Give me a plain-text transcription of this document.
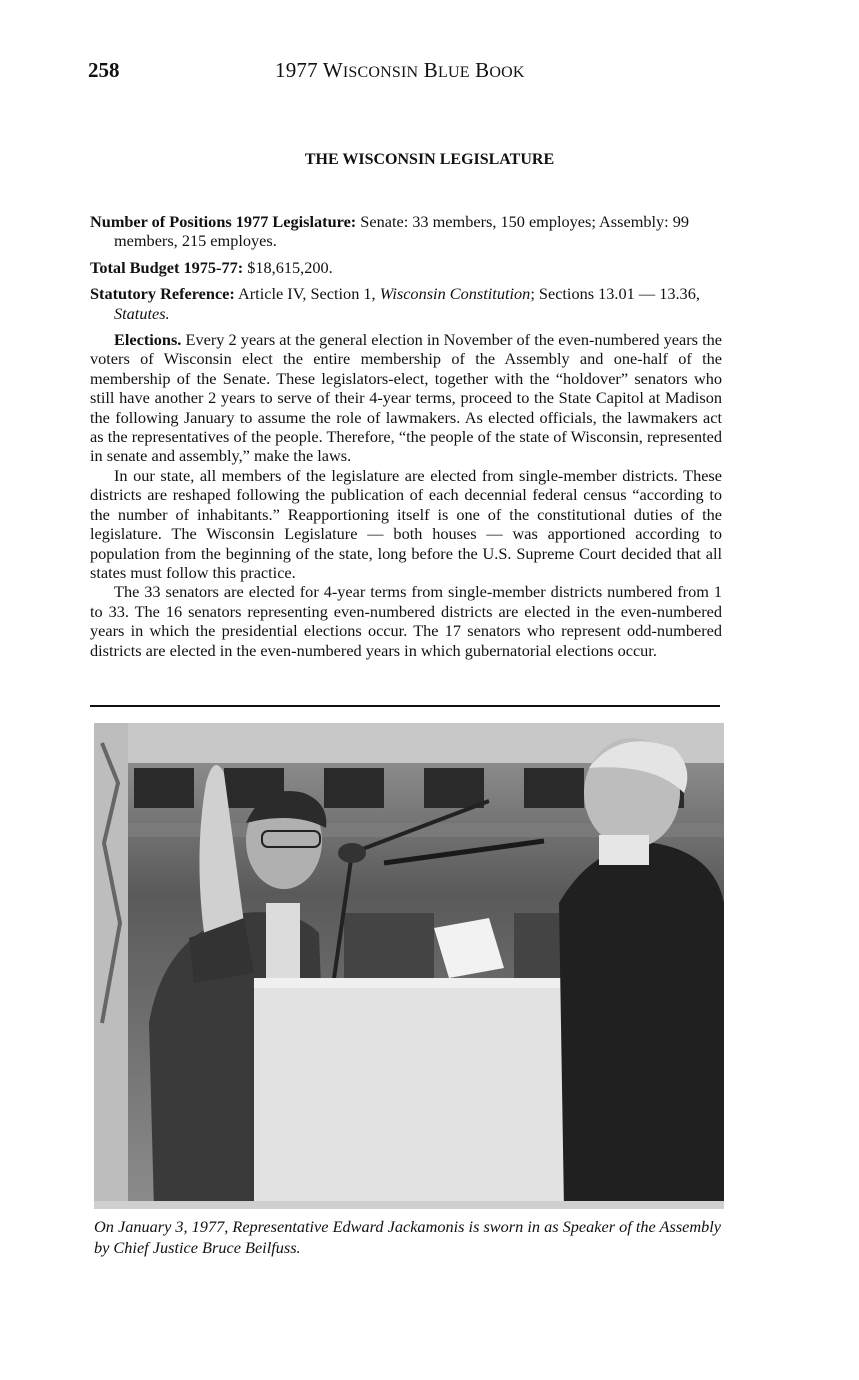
258	1977 WISCONSIN BLUE BOOK
THE WISCONSIN LEGISLATURE

Number of Positions 1977 Legislature: Senate: 33 members, 150 employes; Assembly: 99 members, 215 employes.

Total Budget 1975-77: $18,615,200.

Statutory Reference: Article IV, Section 1, Wisconsin Constitution; Sections 13.01 — 13.36, Statutes.

Elections. Every 2 years at the general election in November of the even-numbered years the voters of Wisconsin elect the entire membership of the Assembly and one-half of the membership of the Senate. These legislators-elect, together with the “holdover” senators who still have another 2 years to serve of their 4-year terms, proceed to the State Capitol at Madison the following January to assume the role of lawmakers. As elected officials, the lawmakers act as the representatives of the people. Therefore, “the people of the state of Wisconsin, represented in senate and assembly,” make the laws.

In our state, all members of the legislature are elected from single-member districts. These districts are reshaped following the publication of each decennial federal census “according to the number of inhabitants.” Reapportioning itself is one of the constitutional duties of the legislature. The Wisconsin Legislature — both houses — was apportioned according to population from the beginning of the state, long before the U.S. Supreme Court decided that all states must follow this practice.

The 33 senators are elected for 4-year terms from single-member districts numbered from 1 to 33. The 16 senators representing even-numbered districts are elected in the even-numbered years in which the presidential elections occur. The 17 senators who represent odd-numbered districts are elected in the even-numbered years in which gubernatorial elections occur.

On January 3, 1977, Representative Edward Jackamonis is sworn in as Speaker of the Assembly by Chief Justice Bruce Beilfuss.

= = = = =

> THE EXERCISE:
Copy out every line of the material above that mentions the word "this".

> RESPONSE BELOW:
Give me a plain-text transcription of this document.
In our state, all members of the legislature are elected from single-member districts. These districts are reshaped following the publication of each decennial federal census “according to the number of inhabitants.” Reapportioning itself is one of the constitutional duties of the legislature. The Wisconsin Legislature — both houses — was apportioned according to population from the beginning of the state, long before the U.S. Supreme Court decided that all states must follow this practice.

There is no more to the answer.